[Material provided]
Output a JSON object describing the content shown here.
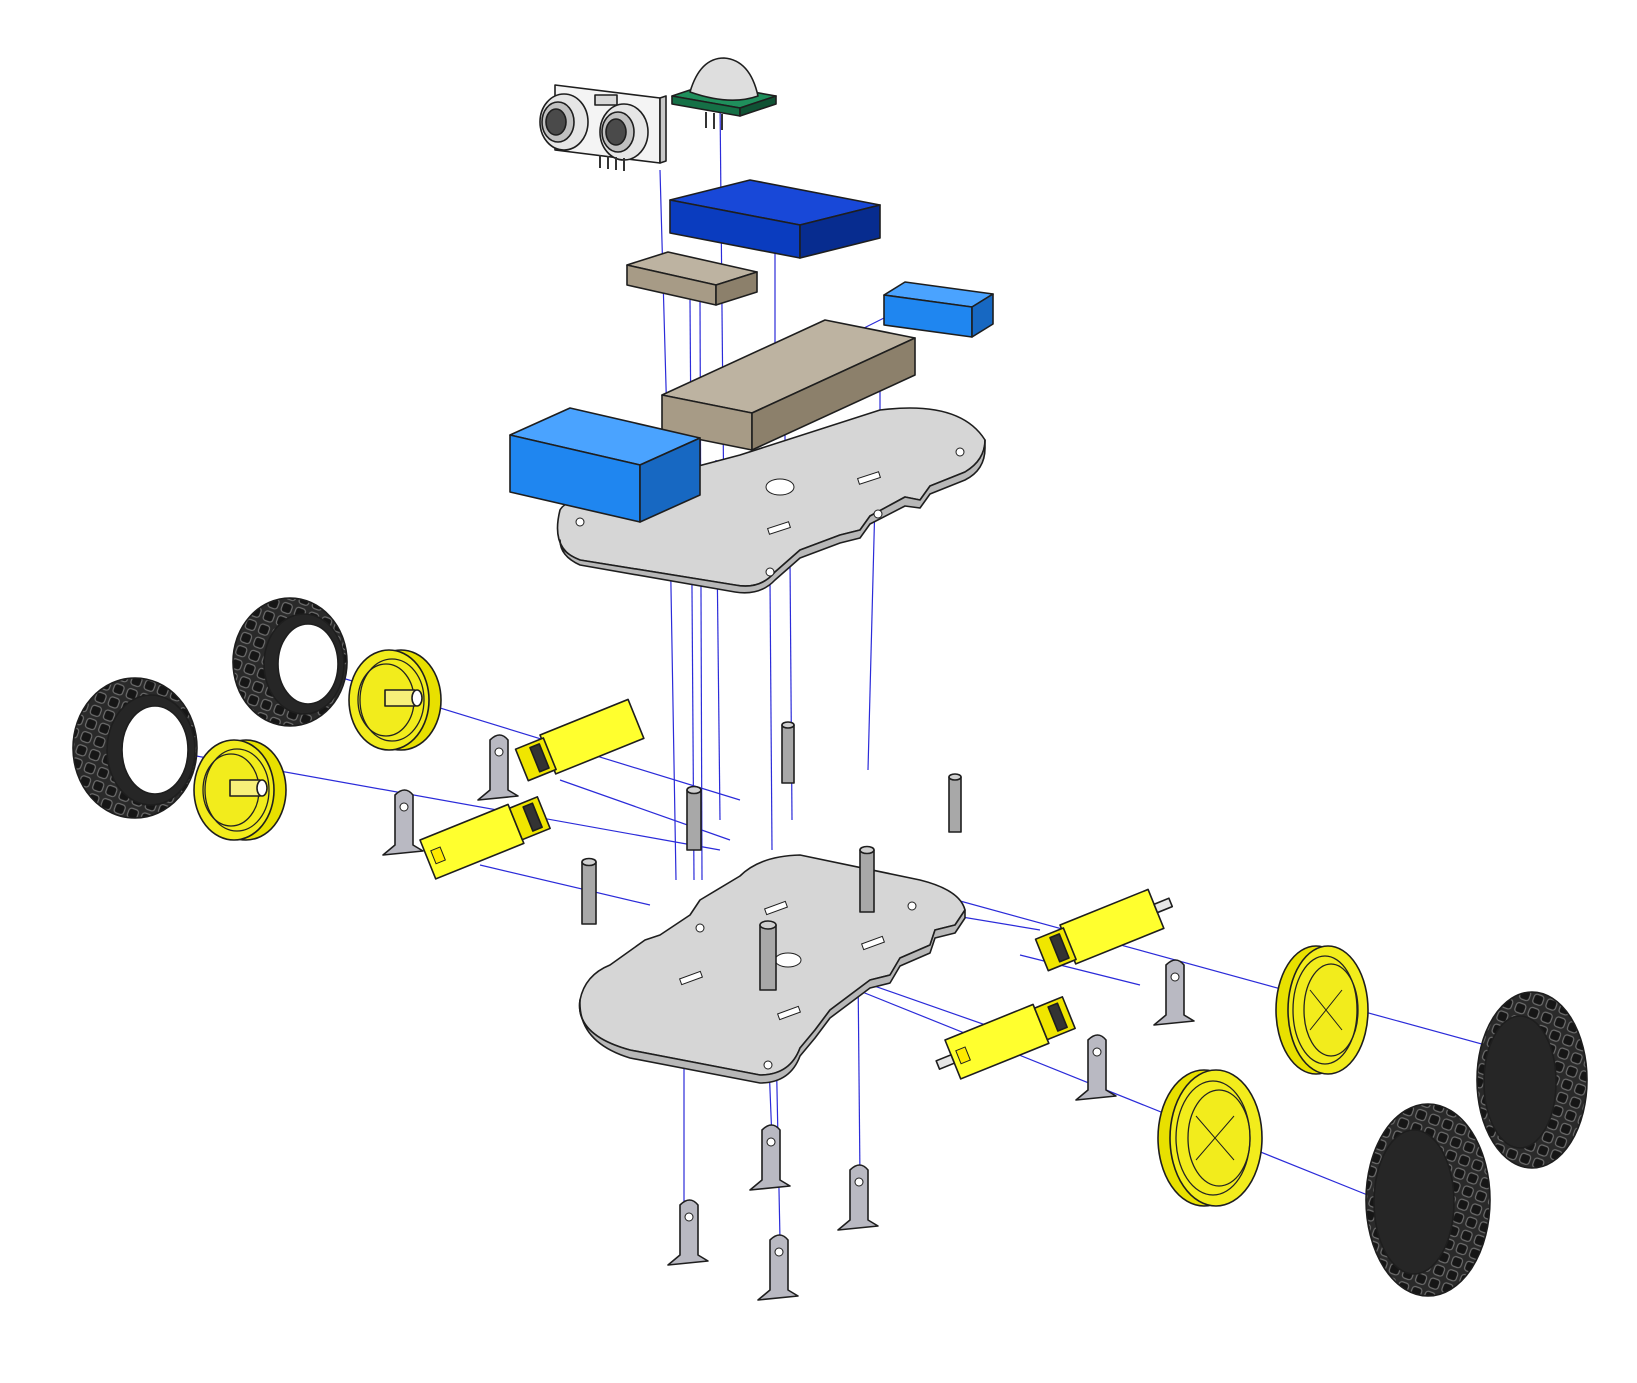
{
  "colors": {
    "background": "#ffffff",
    "chassis_plate": "#d6d6d6",
    "standoff": "#a8a8a8",
    "bracket": "#b9b9c2",
    "gear_motor": "#ffff2e",
    "wheel_hub": "#f2ec1c",
    "tire": "#2c2c2c",
    "battery_pack": "#1f86f0",
    "motor_driver": "#0a3cbf",
    "controller_board": "#a79b86",
    "small_module": "#1f86f0",
    "pir_sensor_board": "#1f8f5c",
    "ultrasonic_sensor": "#f2f2f2",
    "assembly_lines": "#2b2bd9"
  },
  "icons": {
    "ultrasonic_sensor": "ultrasonic-sensor-icon",
    "pir_sensor": "pir-sensor-icon",
    "motor": "gear-motor-icon",
    "wheel": "wheel-icon",
    "tire": "tire-icon"
  }
}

[What is needed] Go through the entries above and print each one exactly, minus the pictures.

[Exercise result]
Output a JSON object describing the content shown here.
{
  "colors": {
    "background": "#ffffff",
    "chassis_plate": "#d6d6d6",
    "standoff": "#a8a8a8",
    "bracket": "#b9b9c2",
    "gear_motor": "#ffff2e",
    "wheel_hub": "#f2ec1c",
    "tire": "#2c2c2c",
    "battery_pack": "#1f86f0",
    "motor_driver": "#0a3cbf",
    "controller_board": "#a79b86",
    "small_module": "#1f86f0",
    "pir_sensor_board": "#1f8f5c",
    "ultrasonic_sensor": "#f2f2f2",
    "assembly_lines": "#2b2bd9"
  },
  "icons": {
    "ultrasonic_sensor": "ultrasonic-sensor-icon",
    "pir_sensor": "pir-sensor-icon",
    "motor": "gear-motor-icon",
    "wheel": "wheel-icon",
    "tire": "tire-icon"
  }
}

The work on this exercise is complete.